EXERCISE >>
Give the records back in full, exactly as they read.

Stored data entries
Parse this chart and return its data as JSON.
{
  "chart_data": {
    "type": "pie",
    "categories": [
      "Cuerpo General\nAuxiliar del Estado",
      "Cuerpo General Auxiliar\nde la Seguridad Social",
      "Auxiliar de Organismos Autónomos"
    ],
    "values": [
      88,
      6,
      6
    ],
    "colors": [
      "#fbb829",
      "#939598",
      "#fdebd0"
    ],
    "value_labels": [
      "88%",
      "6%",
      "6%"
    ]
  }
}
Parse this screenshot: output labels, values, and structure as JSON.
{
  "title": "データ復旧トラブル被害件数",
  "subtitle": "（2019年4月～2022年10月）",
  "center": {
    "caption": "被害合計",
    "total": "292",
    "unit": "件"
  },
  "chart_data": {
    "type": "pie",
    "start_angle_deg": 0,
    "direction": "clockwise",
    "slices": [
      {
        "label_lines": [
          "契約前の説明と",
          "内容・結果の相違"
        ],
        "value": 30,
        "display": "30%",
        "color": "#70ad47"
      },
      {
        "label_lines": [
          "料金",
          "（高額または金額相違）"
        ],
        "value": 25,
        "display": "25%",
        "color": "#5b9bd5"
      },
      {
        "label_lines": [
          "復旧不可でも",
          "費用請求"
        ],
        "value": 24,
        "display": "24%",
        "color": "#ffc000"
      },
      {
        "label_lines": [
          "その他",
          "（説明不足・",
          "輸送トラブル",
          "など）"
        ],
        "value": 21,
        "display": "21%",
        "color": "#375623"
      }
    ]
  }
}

TASK SOLUTION >>
Parse this chart and return its data as JSON.
{
  "chart_data": {
    "type": "pie",
    "categories": [
      "Cuerpo General\nAuxiliar del Estado",
      "Cuerpo General Auxiliar\nde la Seguridad Social",
      "Auxiliar de Organismos Autónomos"
    ],
    "values": [
      88,
      6,
      6
    ],
    "colors": [
      "#fbb829",
      "#939598",
      "#fdebd0"
    ],
    "value_labels": [
      "88%",
      "6%",
      "6%"
    ]
  }
}
Parse this screenshot: output labels, values, and structure as JSON.
{
  "title": "データ復旧トラブル被害件数",
  "subtitle": "（2019年4月～2022年10月）",
  "center": {
    "caption": "被害合計",
    "total": "292",
    "unit": "件"
  },
  "chart_data": {
    "type": "pie",
    "start_angle_deg": 0,
    "direction": "clockwise",
    "slices": [
      {
        "label_lines": [
          "契約前の説明と",
          "内容・結果の相違"
        ],
        "value": 30,
        "display": "30%",
        "color": "#70ad47"
      },
      {
        "label_lines": [
          "料金",
          "（高額または金額相違）"
        ],
        "value": 25,
        "display": "25%",
        "color": "#5b9bd5"
      },
      {
        "label_lines": [
          "復旧不可でも",
          "費用請求"
        ],
        "value": 24,
        "display": "24%",
        "color": "#ffc000"
      },
      {
        "label_lines": [
          "その他",
          "（説明不足・",
          "輸送トラブル",
          "など）"
        ],
        "value": 21,
        "display": "21%",
        "color": "#375623"
      }
    ]
  }
}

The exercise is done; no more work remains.